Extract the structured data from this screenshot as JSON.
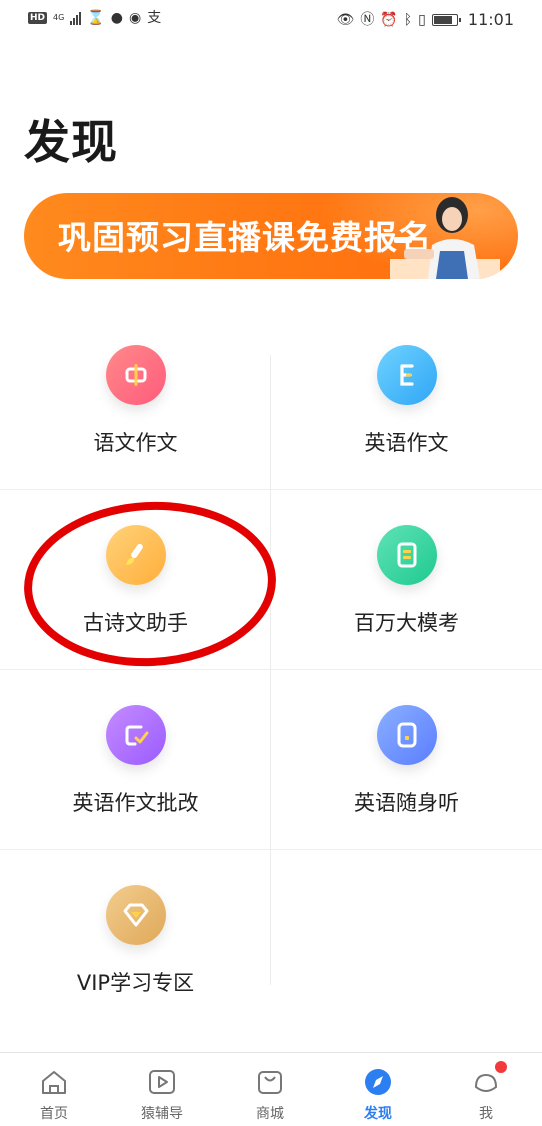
{
  "status_bar": {
    "hd": "HD",
    "network": "4G",
    "time": "11:01",
    "left_icons": [
      "hourglass-icon",
      "chat-bubble-icon",
      "wechat-icon",
      "alipay-icon"
    ],
    "right_icons": [
      "eye-icon",
      "nfc-icon",
      "alarm-icon",
      "bluetooth-icon",
      "vibrate-icon",
      "battery-icon"
    ],
    "battery_level": 0.85
  },
  "page": {
    "title": "发现"
  },
  "banner": {
    "text": "巩固预习直播课免费报名"
  },
  "features": [
    {
      "label": "语文作文",
      "icon": "chinese-zhong-icon",
      "color_start": "#ff8a8a",
      "color_end": "#ff5b7c"
    },
    {
      "label": "英语作文",
      "icon": "letter-e-icon",
      "color_start": "#6fd2ff",
      "color_end": "#2fa6f5"
    },
    {
      "label": "古诗文助手",
      "icon": "brush-icon",
      "color_start": "#ffd27a",
      "color_end": "#ffae3a"
    },
    {
      "label": "百万大模考",
      "icon": "exam-paper-icon",
      "color_start": "#5fe3b6",
      "color_end": "#1fc98f"
    },
    {
      "label": "英语作文批改",
      "icon": "check-document-icon",
      "color_start": "#c48cff",
      "color_end": "#9b5bff"
    },
    {
      "label": "英语随身听",
      "icon": "audio-player-icon",
      "color_start": "#8ab0ff",
      "color_end": "#5b7dff"
    },
    {
      "label": "VIP学习专区",
      "icon": "vip-diamond-icon",
      "color_start": "#f2cd8e",
      "color_end": "#dfa859"
    }
  ],
  "bottom_nav": [
    {
      "label": "首页",
      "icon": "home-icon",
      "active": false
    },
    {
      "label": "猿辅导",
      "icon": "play-icon",
      "active": false
    },
    {
      "label": "商城",
      "icon": "shopping-bag-icon",
      "active": false
    },
    {
      "label": "发现",
      "icon": "compass-icon",
      "active": true
    },
    {
      "label": "我",
      "icon": "profile-icon",
      "active": false
    }
  ],
  "colors": {
    "accent": "#2b7ff0",
    "banner": "#ff7a14",
    "annotation": "#e30000"
  }
}
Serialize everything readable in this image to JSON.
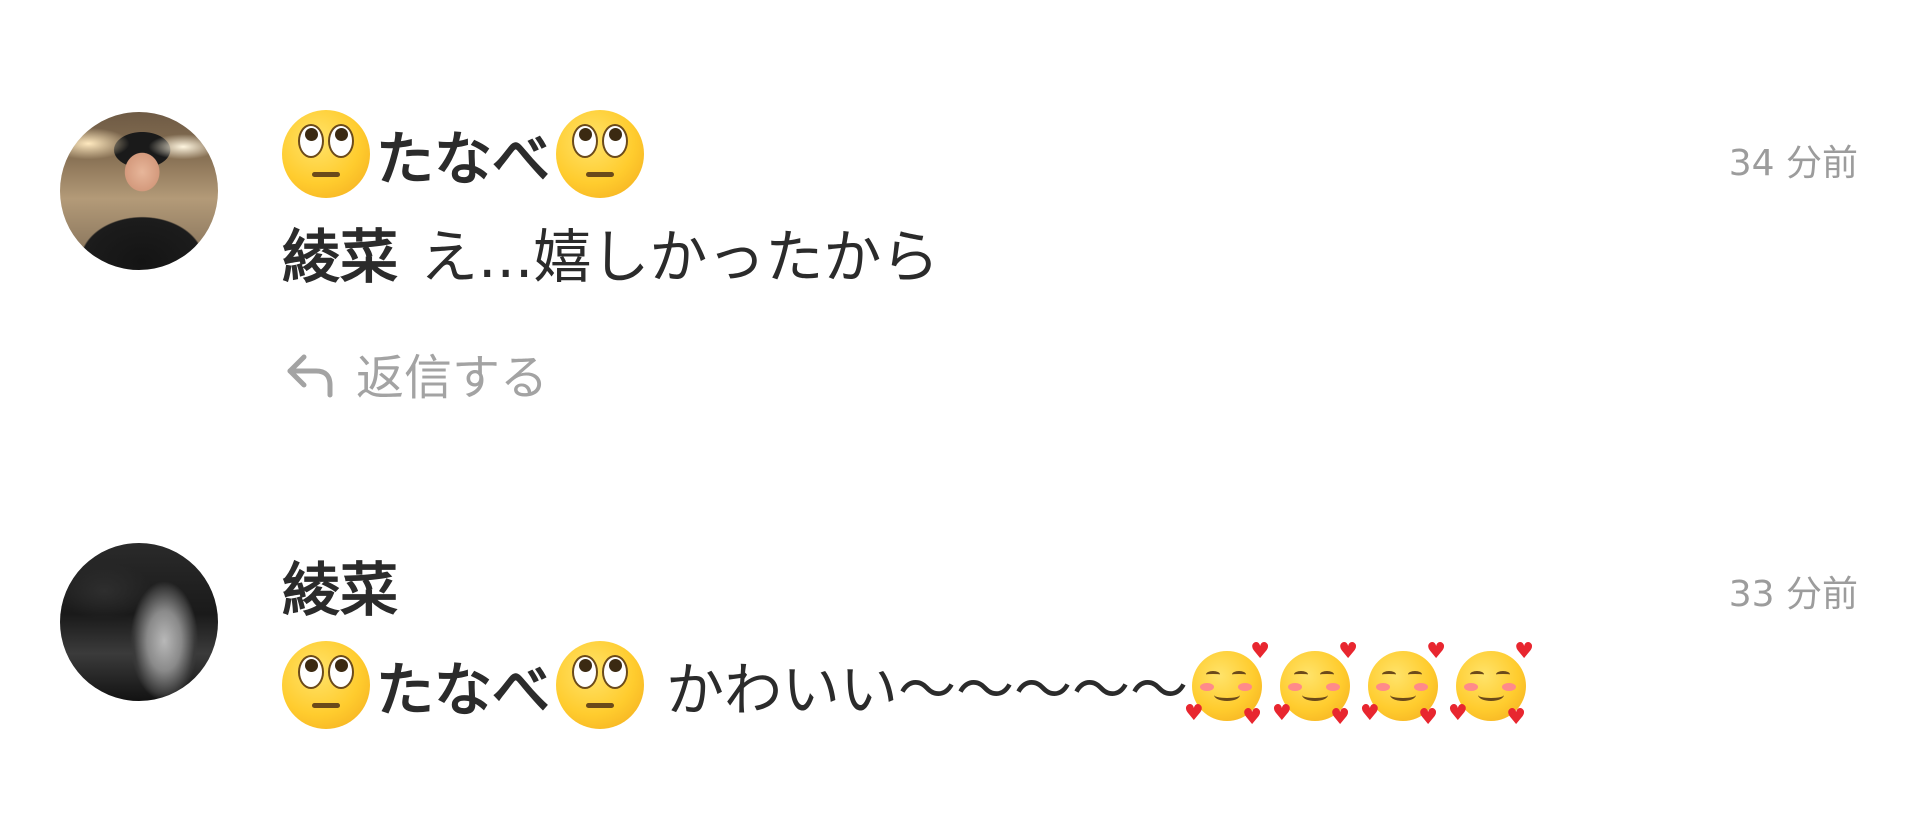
{
  "comments": [
    {
      "author": "たなべ",
      "author_emoji": "face-with-rolling-eyes",
      "timestamp": "34 分前",
      "mention": "綾菜",
      "text": "え...嬉しかったから",
      "reply_label": "返信する"
    },
    {
      "author": "綾菜",
      "timestamp": "33 分前",
      "mention": "たなべ",
      "mention_emoji": "face-with-rolling-eyes",
      "text": "かわいい〜〜〜〜〜",
      "trailing_emoji": [
        "smiling-face-with-hearts",
        "smiling-face-with-hearts",
        "smiling-face-with-hearts",
        "smiling-face-with-hearts"
      ]
    }
  ],
  "colors": {
    "text": "#2b2b2b",
    "muted": "#9c9c9c",
    "background": "#ffffff"
  }
}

#####

▶ _To do_
Look above for the line containing "Serialize everything readable"; output that line and all lines after it through the last one exactly, without the pictures.

▶ _Final result_
Serialize everything readable in this image to JSON.
{
  "comments": [
    {
      "author": "たなべ",
      "author_emoji": "face-with-rolling-eyes",
      "timestamp": "34 分前",
      "mention": "綾菜",
      "text": "え...嬉しかったから",
      "reply_label": "返信する"
    },
    {
      "author": "綾菜",
      "timestamp": "33 分前",
      "mention": "たなべ",
      "mention_emoji": "face-with-rolling-eyes",
      "text": "かわいい〜〜〜〜〜",
      "trailing_emoji": [
        "smiling-face-with-hearts",
        "smiling-face-with-hearts",
        "smiling-face-with-hearts",
        "smiling-face-with-hearts"
      ]
    }
  ],
  "colors": {
    "text": "#2b2b2b",
    "muted": "#9c9c9c",
    "background": "#ffffff"
  }
}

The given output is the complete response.